==== Selected excerpt

I am trying to perform a query like the following, with selecting by a case statement and grouping by the same case statement..
Select USER,
(CASE
WHEN value between 0 AND 2 then '0-2'
WHEN value between 3 AND 4 then '3-4'
ELSE '5+'
END) as CASE_STATEMENT ,
SUM(value)
.....
Group by user, CASE_STATEMENT
using JPA 2.0 Criteria API, with Hibernate.
My test case looks like ...
CriteriaBuilder cb = em.getCriteriaBuilder()
CriteriaQuery cq = cb.createQuery(Tuple)
def root = cq.from(TestEntity)
def userGet = root.get('user')
def valueGet = root.get('value')
def caseExpr =
cb.selectCase()
.when(cb.between(valueGet, 0, 2), '0-2')
.when(cb.between(valueGet, 3, 4), '3-4')
.otherwise('5+')
def sumExpr = cb.sum(valueGet)
cq.multiselect([userGet, caseExpr, sumExpr])
cq.groupBy([userGet, caseExpr])
log(typedQuery.unwrap(Query).queryString)
List<Tuple> tuples = typedQuery.getResultList()
The log statement of the queryString reads
SELECT generatedAlias0.USER,
CASE
WHEN generatedAlias0.value BETWEEN 0 AND 2 THEN Cast(:param0 AS STRING)
WHEN generatedAlias0.value BETWEEN 3 AND 4 THEN Cast(:param1 AS STRING)
ELSE Cast(:param2 AS STRING)
END,
Sum(generatedAlias0.value)
FROM test AS generatedAlias0
GROUP BY generatedAlias0.USER,
CASE
WHEN generatedAlias0.value BETWEEN 0 AND 2 THEN Cast(
:param3 AS STRING)
WHEN generatedAlias0.value BETWEEN 3 AND 4 THEN Cast(
:param4 AS STRING)
ELSE Cast(:param5 AS STRING)

========

Directions
Reproduce, word for word, the whole post about grouping by a CASE expression with the JPA 2.0 Criteria API. The material that comes next plays no part here.

==== Dataset content

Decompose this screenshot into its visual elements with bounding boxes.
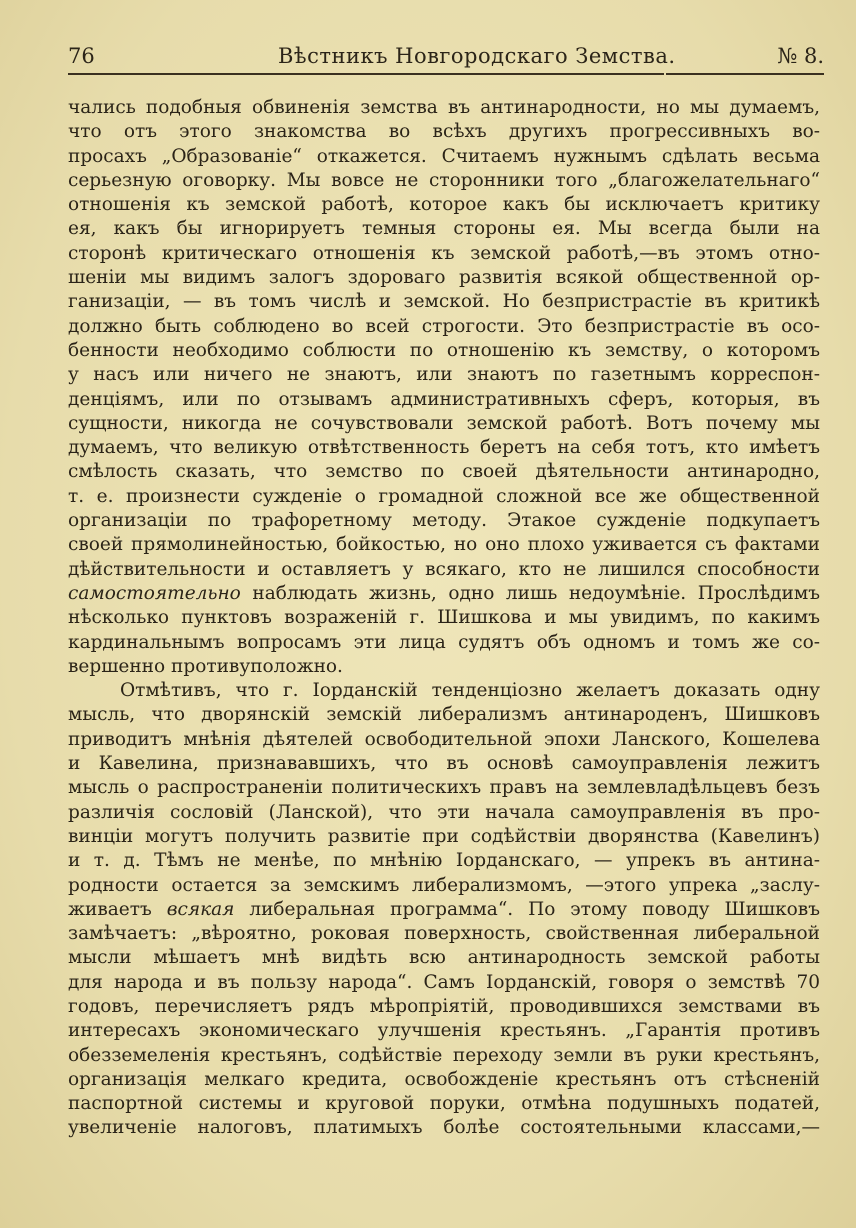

========
==== Dataset content

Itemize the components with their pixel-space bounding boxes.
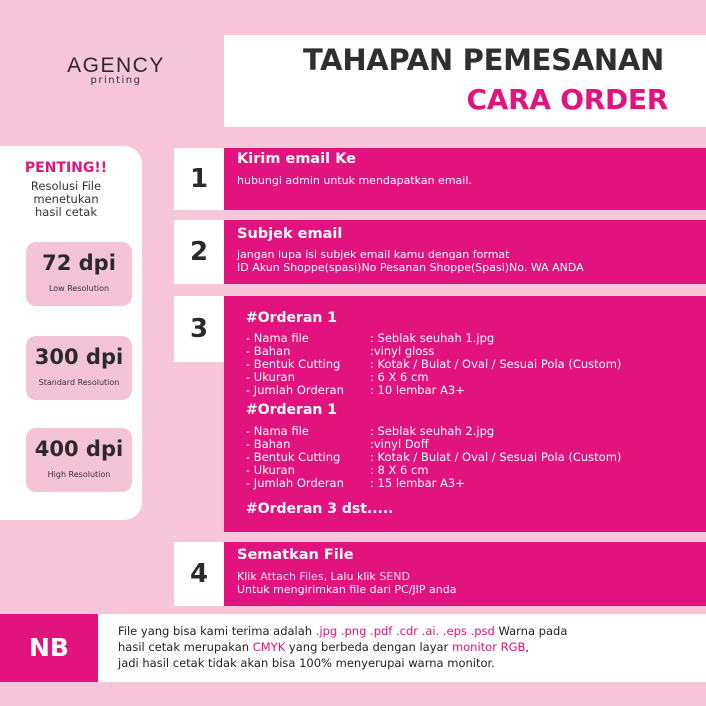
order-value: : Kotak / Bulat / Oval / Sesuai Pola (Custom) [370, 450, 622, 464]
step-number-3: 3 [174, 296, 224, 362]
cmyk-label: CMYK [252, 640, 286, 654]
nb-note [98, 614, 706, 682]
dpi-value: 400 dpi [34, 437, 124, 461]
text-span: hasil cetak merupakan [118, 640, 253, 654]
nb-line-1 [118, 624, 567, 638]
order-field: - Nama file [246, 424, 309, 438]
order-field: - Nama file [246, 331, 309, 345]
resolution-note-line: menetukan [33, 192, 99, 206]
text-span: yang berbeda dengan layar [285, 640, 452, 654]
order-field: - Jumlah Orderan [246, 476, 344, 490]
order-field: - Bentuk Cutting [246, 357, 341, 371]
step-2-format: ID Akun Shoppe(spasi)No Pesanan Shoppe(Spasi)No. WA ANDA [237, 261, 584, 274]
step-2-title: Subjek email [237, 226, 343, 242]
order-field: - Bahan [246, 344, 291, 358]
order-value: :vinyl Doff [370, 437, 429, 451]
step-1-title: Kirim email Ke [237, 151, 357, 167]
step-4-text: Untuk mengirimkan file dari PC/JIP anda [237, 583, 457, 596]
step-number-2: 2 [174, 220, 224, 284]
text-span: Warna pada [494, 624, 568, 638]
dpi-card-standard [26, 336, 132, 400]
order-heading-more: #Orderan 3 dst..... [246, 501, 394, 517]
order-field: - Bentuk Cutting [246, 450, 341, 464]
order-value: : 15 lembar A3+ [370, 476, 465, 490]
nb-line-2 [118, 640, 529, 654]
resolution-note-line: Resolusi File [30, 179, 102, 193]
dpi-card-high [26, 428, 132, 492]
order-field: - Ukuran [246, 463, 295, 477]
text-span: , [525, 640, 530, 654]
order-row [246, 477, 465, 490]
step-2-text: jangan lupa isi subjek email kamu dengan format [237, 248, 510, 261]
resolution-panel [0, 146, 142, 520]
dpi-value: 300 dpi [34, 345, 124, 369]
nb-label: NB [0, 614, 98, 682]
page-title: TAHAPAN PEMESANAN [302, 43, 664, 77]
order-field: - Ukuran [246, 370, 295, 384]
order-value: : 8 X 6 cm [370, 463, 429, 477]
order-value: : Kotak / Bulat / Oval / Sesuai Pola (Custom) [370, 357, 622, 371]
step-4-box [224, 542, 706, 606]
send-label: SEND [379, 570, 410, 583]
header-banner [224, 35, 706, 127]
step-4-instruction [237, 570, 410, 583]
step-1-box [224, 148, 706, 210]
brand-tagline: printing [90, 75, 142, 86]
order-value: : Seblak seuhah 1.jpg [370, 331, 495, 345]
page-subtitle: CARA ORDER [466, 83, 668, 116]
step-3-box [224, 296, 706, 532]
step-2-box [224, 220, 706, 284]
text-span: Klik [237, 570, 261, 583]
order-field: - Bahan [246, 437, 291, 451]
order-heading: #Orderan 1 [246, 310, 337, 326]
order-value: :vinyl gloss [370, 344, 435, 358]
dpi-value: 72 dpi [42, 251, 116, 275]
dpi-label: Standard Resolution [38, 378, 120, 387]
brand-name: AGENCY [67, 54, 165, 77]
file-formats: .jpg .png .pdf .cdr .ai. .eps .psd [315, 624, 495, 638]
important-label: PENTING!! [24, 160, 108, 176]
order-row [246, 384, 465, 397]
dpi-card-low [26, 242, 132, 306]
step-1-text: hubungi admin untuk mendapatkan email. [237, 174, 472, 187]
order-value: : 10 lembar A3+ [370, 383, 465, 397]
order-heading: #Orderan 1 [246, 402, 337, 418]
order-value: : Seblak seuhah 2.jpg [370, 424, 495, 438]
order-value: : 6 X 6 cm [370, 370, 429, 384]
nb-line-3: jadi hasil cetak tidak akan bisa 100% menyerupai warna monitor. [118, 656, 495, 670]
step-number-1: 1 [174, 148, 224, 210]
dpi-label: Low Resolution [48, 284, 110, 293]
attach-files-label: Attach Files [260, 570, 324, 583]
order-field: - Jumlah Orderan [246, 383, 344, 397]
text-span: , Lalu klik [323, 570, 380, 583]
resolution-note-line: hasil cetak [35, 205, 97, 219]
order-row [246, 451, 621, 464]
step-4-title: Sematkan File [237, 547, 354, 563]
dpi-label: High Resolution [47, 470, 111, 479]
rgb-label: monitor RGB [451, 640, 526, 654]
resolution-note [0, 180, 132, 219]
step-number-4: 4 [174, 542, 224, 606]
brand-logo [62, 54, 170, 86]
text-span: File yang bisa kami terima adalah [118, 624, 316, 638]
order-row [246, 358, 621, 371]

========

Written solution
I am trying to perform a query like the following, with selecting by a case statement and grouping by the same case statement..
Select USER,
(CASE
WHEN value between 0 AND 2 then '0-2'
WHEN value between 3 AND 4 then '3-4'
ELSE '5+'
END) as CASE_STATEMENT ,
SUM(value)
.....
Group by user, CASE_STATEMENT
using JPA 2.0 Criteria API, with Hibernate.
My test case looks like ...
CriteriaBuilder cb = em.getCriteriaBuilder()
CriteriaQuery cq = cb.createQuery(Tuple)
def root = cq.from(TestEntity)
def userGet = root.get('user')
def valueGet = root.get('value')
def caseExpr =
cb.selectCase()
.when(cb.between(valueGet, 0, 2), '0-2')
.when(cb.between(valueGet, 3, 4), '3-4')
.otherwise('5+')
def sumExpr = cb.sum(valueGet)
cq.multiselect([userGet, caseExpr, sumExpr])
cq.groupBy([userGet, caseExpr])
log(typedQuery.unwrap(Query).queryString)
List<Tuple> tuples = typedQuery.getResultList()
The log statement of the queryString reads
SELECT generatedAlias0.USER,
CASE
WHEN generatedAlias0.value BETWEEN 0 AND 2 THEN Cast(:param0 AS STRING)
WHEN generatedAlias0.value BETWEEN 3 AND 4 THEN Cast(:param1 AS STRING)
ELSE Cast(:param2 AS STRING)
END,
Sum(generatedAlias0.value)
FROM test AS generatedAlias0
GROUP BY generatedAlias0.USER,
CASE
WHEN generatedAlias0.value BETWEEN 0 AND 2 THEN Cast(
:param3 AS STRING)
WHEN generatedAlias0.value BETWEEN 3 AND 4 THEN Cast(
:param4 AS STRING)
ELSE Cast(:param5 AS STRING)